**EXERCISE AIM**
Give back every line exactly as it appears, pictures excluded.

**DATA TO USE**
==================================================

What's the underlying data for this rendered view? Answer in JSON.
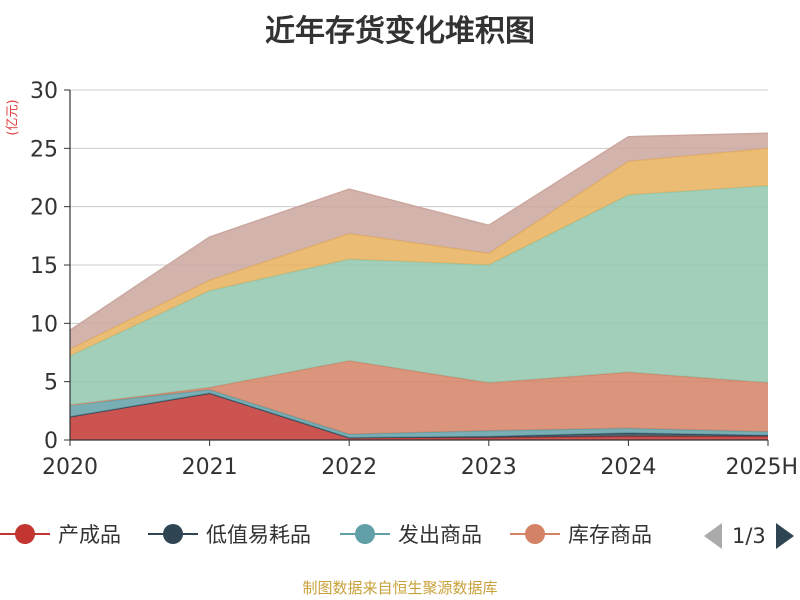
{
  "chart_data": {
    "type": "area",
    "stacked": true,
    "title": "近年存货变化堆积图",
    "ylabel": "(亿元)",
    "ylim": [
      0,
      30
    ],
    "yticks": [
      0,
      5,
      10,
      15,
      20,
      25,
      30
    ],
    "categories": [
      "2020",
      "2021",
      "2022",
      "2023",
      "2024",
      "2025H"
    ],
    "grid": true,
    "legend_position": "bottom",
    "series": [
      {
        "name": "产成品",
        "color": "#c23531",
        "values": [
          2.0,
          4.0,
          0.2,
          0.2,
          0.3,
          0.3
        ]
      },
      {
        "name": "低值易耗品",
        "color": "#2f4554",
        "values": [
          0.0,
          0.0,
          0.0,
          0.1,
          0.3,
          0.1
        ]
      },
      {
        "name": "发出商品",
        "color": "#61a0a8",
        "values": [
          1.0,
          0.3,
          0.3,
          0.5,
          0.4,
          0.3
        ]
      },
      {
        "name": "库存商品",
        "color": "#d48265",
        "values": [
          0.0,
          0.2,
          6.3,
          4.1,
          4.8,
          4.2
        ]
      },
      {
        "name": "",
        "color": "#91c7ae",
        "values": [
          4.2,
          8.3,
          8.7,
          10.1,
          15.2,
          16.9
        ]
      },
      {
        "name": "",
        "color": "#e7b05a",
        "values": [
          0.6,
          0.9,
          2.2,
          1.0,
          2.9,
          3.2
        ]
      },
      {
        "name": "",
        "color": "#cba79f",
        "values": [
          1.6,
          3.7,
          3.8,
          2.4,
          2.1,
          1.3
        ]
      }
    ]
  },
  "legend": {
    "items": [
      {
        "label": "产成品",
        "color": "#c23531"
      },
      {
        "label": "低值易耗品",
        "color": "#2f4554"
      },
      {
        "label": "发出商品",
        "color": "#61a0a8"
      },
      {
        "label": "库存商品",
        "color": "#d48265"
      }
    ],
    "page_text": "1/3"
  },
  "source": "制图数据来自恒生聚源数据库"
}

==================================================

**WORKED ANSWER**
What's the underlying data for this rendered view? Answer in JSON.
{
  "chart_data": {
    "type": "area",
    "stacked": true,
    "title": "近年存货变化堆积图",
    "ylabel": "(亿元)",
    "ylim": [
      0,
      30
    ],
    "yticks": [
      0,
      5,
      10,
      15,
      20,
      25,
      30
    ],
    "categories": [
      "2020",
      "2021",
      "2022",
      "2023",
      "2024",
      "2025H"
    ],
    "grid": true,
    "legend_position": "bottom",
    "series": [
      {
        "name": "产成品",
        "color": "#c23531",
        "values": [
          2.0,
          4.0,
          0.2,
          0.2,
          0.3,
          0.3
        ]
      },
      {
        "name": "低值易耗品",
        "color": "#2f4554",
        "values": [
          0.0,
          0.0,
          0.0,
          0.1,
          0.3,
          0.1
        ]
      },
      {
        "name": "发出商品",
        "color": "#61a0a8",
        "values": [
          1.0,
          0.3,
          0.3,
          0.5,
          0.4,
          0.3
        ]
      },
      {
        "name": "库存商品",
        "color": "#d48265",
        "values": [
          0.0,
          0.2,
          6.3,
          4.1,
          4.8,
          4.2
        ]
      },
      {
        "name": "",
        "color": "#91c7ae",
        "values": [
          4.2,
          8.3,
          8.7,
          10.1,
          15.2,
          16.9
        ]
      },
      {
        "name": "",
        "color": "#e7b05a",
        "values": [
          0.6,
          0.9,
          2.2,
          1.0,
          2.9,
          3.2
        ]
      },
      {
        "name": "",
        "color": "#cba79f",
        "values": [
          1.6,
          3.7,
          3.8,
          2.4,
          2.1,
          1.3
        ]
      }
    ]
  },
  "legend": {
    "items": [
      {
        "label": "产成品",
        "color": "#c23531"
      },
      {
        "label": "低值易耗品",
        "color": "#2f4554"
      },
      {
        "label": "发出商品",
        "color": "#61a0a8"
      },
      {
        "label": "库存商品",
        "color": "#d48265"
      }
    ],
    "page_text": "1/3"
  },
  "source": "制图数据来自恒生聚源数据库"
}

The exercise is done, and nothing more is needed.